Records from a data source:
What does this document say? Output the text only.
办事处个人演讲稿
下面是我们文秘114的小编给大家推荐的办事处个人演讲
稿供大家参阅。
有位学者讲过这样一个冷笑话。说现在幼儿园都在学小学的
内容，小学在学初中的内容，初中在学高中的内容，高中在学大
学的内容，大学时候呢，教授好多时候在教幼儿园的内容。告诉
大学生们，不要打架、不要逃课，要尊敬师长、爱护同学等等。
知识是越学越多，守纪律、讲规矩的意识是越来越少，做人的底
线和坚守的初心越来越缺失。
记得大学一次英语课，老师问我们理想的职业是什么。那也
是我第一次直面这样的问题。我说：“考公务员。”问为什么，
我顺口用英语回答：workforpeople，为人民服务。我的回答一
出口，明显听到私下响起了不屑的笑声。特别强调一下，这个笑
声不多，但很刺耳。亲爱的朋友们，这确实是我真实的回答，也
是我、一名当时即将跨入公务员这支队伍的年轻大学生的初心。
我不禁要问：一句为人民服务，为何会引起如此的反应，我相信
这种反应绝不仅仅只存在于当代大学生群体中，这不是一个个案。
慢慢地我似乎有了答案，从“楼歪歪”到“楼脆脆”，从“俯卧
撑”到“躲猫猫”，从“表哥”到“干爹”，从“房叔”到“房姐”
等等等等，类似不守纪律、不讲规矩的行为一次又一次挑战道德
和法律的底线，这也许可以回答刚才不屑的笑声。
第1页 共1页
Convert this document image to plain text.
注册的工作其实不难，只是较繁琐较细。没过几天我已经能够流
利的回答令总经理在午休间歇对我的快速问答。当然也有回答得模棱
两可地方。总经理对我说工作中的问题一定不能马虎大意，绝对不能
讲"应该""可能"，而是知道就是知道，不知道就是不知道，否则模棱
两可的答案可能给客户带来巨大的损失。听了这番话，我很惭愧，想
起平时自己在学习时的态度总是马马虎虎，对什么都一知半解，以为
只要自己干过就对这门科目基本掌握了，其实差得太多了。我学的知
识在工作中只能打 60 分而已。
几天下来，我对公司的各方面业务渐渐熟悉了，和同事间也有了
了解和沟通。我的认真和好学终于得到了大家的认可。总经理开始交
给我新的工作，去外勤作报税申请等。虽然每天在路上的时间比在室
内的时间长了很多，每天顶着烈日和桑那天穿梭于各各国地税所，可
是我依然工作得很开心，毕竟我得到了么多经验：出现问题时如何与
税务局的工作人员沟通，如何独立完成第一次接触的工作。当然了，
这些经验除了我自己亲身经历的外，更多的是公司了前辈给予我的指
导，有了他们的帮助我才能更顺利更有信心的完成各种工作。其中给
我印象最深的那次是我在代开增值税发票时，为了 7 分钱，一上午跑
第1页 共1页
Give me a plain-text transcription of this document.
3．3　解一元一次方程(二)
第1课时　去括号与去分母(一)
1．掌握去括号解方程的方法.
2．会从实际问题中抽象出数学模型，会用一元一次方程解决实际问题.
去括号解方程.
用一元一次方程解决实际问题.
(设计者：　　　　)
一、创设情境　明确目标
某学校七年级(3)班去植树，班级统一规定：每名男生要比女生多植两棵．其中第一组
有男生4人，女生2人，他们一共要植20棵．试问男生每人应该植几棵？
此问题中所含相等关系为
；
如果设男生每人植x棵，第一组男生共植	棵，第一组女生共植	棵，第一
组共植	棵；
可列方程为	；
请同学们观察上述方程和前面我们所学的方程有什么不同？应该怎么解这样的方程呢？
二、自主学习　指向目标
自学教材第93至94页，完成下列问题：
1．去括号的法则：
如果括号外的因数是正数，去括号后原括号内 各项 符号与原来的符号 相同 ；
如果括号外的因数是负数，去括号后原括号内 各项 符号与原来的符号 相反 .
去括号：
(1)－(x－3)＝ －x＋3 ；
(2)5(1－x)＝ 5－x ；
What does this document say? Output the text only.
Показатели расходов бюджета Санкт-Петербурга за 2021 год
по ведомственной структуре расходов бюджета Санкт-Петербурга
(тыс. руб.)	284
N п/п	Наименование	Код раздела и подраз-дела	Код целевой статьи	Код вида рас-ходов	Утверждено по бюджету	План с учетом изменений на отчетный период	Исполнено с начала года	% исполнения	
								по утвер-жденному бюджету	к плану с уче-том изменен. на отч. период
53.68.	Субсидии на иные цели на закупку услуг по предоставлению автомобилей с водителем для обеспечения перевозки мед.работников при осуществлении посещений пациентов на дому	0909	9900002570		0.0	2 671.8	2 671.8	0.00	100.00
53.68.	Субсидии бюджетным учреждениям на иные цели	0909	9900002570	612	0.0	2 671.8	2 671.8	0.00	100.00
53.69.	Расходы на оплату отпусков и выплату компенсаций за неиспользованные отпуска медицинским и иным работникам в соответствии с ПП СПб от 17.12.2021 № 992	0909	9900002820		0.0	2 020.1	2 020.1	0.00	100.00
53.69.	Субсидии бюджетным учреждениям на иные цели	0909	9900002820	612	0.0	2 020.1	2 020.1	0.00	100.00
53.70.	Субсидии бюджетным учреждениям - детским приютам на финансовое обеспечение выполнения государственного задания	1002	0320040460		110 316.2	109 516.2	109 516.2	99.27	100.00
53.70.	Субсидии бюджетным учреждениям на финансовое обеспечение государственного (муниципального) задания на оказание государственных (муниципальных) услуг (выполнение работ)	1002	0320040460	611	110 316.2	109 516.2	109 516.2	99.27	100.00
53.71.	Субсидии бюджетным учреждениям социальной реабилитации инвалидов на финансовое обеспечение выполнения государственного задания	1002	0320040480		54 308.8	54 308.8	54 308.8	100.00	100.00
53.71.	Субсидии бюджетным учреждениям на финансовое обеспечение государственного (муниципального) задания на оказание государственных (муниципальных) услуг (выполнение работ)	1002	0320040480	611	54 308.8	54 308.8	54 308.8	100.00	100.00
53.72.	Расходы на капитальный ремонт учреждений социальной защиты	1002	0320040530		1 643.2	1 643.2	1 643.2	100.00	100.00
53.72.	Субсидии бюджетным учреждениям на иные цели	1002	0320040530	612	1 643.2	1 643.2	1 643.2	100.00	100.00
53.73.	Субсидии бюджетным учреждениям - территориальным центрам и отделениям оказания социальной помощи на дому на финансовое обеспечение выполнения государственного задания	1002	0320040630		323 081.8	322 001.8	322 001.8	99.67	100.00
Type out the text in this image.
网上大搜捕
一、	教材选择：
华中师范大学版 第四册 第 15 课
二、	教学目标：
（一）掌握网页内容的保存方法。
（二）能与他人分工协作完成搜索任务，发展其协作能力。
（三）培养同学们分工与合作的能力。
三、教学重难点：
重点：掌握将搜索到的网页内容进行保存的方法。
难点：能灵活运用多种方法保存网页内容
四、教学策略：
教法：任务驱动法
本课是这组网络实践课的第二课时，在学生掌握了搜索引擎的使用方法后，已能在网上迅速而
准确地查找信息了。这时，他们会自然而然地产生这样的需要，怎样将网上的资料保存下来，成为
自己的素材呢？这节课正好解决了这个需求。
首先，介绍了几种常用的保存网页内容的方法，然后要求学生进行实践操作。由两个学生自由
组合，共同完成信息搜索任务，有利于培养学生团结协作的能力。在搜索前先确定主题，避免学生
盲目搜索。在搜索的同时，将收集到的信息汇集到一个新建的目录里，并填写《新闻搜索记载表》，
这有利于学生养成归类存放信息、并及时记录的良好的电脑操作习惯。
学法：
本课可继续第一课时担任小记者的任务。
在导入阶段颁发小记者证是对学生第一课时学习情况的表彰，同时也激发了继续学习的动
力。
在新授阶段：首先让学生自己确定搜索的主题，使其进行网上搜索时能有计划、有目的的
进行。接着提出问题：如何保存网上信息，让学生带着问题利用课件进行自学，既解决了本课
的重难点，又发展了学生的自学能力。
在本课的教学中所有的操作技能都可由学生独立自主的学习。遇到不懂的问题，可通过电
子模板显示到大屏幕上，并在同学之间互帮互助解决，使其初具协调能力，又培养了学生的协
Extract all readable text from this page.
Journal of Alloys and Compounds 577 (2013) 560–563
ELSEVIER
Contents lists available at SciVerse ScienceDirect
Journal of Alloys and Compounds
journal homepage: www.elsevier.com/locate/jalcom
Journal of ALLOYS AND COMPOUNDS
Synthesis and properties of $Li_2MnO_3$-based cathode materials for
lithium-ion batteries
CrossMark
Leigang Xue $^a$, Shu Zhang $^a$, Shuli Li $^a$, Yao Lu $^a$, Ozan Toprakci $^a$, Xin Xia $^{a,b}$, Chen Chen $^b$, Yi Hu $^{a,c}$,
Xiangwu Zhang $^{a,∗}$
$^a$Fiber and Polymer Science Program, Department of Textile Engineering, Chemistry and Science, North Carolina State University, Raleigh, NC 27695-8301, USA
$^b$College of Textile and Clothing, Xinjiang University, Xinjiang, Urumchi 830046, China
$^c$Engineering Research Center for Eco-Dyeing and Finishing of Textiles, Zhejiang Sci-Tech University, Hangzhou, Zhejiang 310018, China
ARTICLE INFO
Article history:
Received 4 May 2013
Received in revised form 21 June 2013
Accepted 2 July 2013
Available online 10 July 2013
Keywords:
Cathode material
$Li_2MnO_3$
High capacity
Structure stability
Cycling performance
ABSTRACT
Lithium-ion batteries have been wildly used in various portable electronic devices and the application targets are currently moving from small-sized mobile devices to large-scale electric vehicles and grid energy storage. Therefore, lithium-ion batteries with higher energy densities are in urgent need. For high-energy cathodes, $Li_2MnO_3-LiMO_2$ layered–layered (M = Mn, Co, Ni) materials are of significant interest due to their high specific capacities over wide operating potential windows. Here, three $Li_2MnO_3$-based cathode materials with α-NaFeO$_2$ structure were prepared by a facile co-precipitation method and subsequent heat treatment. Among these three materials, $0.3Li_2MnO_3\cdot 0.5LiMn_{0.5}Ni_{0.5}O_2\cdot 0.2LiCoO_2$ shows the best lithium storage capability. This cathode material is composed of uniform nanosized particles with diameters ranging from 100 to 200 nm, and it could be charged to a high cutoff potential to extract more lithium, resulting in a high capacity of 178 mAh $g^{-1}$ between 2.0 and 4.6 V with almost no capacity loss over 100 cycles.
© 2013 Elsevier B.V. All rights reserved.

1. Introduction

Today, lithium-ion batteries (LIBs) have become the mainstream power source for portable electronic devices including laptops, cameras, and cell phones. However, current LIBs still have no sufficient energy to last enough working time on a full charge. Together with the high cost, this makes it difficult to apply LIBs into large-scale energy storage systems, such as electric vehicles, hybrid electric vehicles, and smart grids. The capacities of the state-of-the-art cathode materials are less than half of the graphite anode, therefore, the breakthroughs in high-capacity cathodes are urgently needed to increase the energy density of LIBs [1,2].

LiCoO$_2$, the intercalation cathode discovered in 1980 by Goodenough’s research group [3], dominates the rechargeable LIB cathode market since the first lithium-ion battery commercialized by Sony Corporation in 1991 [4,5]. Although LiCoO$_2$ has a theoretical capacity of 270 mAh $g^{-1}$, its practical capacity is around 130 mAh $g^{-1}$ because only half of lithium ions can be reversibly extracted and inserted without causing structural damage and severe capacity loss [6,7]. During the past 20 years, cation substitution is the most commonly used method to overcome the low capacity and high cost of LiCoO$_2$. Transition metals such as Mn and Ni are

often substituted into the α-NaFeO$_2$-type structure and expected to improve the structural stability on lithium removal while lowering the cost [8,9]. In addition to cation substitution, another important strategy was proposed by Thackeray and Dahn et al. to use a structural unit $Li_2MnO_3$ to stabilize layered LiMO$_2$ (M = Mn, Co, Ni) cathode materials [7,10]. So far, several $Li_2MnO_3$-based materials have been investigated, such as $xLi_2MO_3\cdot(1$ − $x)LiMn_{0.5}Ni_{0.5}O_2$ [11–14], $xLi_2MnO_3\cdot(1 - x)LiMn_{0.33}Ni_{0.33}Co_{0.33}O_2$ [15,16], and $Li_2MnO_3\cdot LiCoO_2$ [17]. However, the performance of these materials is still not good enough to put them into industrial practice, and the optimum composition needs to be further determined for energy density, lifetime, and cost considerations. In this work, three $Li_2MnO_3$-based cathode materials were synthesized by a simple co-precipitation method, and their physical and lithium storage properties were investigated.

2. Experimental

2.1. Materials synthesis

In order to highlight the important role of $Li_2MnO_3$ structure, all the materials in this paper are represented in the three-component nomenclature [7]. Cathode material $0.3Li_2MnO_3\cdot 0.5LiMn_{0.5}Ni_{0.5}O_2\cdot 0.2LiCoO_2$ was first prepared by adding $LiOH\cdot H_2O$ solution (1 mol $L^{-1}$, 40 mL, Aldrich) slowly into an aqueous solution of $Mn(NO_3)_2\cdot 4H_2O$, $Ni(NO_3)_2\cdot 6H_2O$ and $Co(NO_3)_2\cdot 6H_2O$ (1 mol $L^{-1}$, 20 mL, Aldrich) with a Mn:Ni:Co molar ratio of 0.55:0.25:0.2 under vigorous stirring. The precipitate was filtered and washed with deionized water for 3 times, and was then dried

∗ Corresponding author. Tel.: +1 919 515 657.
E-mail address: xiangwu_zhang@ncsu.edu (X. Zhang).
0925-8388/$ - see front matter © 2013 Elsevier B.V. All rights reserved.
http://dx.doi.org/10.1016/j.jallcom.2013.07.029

● **Task statement**
Above are the records. Identify each line that contains the word "бюджета".

● **Reply to the task**
Показатели расходов бюджета Санкт-Петербурга за 2021 год
по ведомственной структуре расходов бюджета Санкт-Петербурга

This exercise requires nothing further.